Extract provided:
○ ○ ○

Skydog also allows you to schedule Internet access (as do most parental control solutions). I found the interface to do so a little unintuitive at first, but once I got the hang of it, it was quite simple to use. You drag the cursor over a block of time and days and can apply that schedule to any user. It’s a great way to make sure the kids only have Internet access during the week at the times you want them to have access. There is also an “override” button that you can use to block access immediately.
You can also create different “zones” or networks. By default, Skydog has a Work zone and a Guest zone that you can enable (the Home zone is created and enabled upon setup). Once you set up zones, you can assign different bandwidth levels to each zone.
The interface offers a balanced template which distributes bandwidth across each zone evenly. Click the Edit button on this settings page and a slider appears that allows you to adjust bandwidth allocation. You can also prioritize traffic, for instance, you can make “Work” a high priority zone, meaning the devices and users attached to this zone will receive the highest priority bandwidth. The interface allows you to enable Traffic Shaping for each zone, fine-tuning QoS (Quality of Service) to improve performance.

○ ○ ○

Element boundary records
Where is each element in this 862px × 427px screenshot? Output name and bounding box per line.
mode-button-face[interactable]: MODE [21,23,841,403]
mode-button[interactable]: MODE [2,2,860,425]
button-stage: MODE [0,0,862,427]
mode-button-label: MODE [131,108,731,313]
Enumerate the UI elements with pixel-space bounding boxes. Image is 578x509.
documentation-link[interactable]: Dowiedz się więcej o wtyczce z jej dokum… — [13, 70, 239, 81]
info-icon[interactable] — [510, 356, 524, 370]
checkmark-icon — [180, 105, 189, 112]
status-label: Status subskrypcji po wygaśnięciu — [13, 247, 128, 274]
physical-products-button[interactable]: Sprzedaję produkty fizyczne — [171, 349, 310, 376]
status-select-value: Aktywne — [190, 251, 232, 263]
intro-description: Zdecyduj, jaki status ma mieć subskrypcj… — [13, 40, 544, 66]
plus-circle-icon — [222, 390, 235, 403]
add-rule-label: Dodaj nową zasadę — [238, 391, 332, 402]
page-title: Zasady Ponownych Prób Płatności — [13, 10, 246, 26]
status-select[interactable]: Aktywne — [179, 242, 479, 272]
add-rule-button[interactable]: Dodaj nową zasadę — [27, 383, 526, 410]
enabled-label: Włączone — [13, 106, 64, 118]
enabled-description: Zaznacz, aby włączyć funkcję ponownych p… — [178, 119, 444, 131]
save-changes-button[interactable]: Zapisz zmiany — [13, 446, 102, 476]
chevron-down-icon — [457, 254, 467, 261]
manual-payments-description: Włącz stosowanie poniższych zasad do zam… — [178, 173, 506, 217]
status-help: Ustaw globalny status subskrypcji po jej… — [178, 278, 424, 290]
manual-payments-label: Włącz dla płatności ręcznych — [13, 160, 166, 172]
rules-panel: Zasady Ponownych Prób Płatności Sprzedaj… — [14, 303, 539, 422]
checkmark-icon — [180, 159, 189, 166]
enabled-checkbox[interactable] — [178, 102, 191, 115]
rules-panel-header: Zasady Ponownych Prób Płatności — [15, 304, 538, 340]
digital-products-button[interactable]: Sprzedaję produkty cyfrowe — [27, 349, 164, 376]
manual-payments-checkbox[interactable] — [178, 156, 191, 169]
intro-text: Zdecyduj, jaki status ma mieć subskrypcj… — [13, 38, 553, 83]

○ ○ ○

Work to complete:
[a] Answer these questions from the Skydog review:
(i) What does the "override" button let you do?
(ii) Which zone is created and enabled upon setup?
(iii) How does the balanced template distribute bandwidth?
[b] Carry on with the Skydog review, picking up after its last sentence.
The material after the Skydog text is separate from it.

Expected answers:
[a]
(i) It blocks Internet access immediately.
(ii) The Home zone.
(iii) It distributes bandwidth evenly across each zone.

[b]
Skydog also supports features you find typically in routers including NAT, SPI firewall, DMZ and port forwarding. It also supports WPA2-Enterprise RADIUS security but there is no VPN service. Some additional capabilities are that it works with 3rd party DNS services such as OpenDNS, and you can disable any of the LAN ports from the interface, remotely. The interface also offers very good contextual help that you can access in case you have any questions about any of the features.
You can access the Skydog service to remotely manage from a phone or tablet. There is no app to download or install. Instead, the Skydog site uses HTML5 and you can create a shortcut on your mobile device to the service.
While the Skydog cloud service is excellent, the hardware rates only a “good.” As mentioned, the hardware specs are a bit dated compared to a lot of the newer dual-band routers on the market. Still, the throughput I received in testing is sufficient for most web-related browsing for multiple devices connected to a single network.
Performance is on par with other 2×2 routers I’ve tested such as the Cisco Linksys E3200. At 15 feet from the router, Skydog managed 55Mbps versus the E3200′s 50Mbps. It’s speedier at 5GHz, clocking 83 Mbps from the same distance.
The router delivered the performance I expected and that’s good. I also noticed that as I moved farther away from the router in testing, throughput did not drop significantly, indicating the router offers decent range coverage. Click the links below for full performance results.
Click here for Skydog’s 2.4GHz performance results.
Click here for Skydog’s 5GHz performance results.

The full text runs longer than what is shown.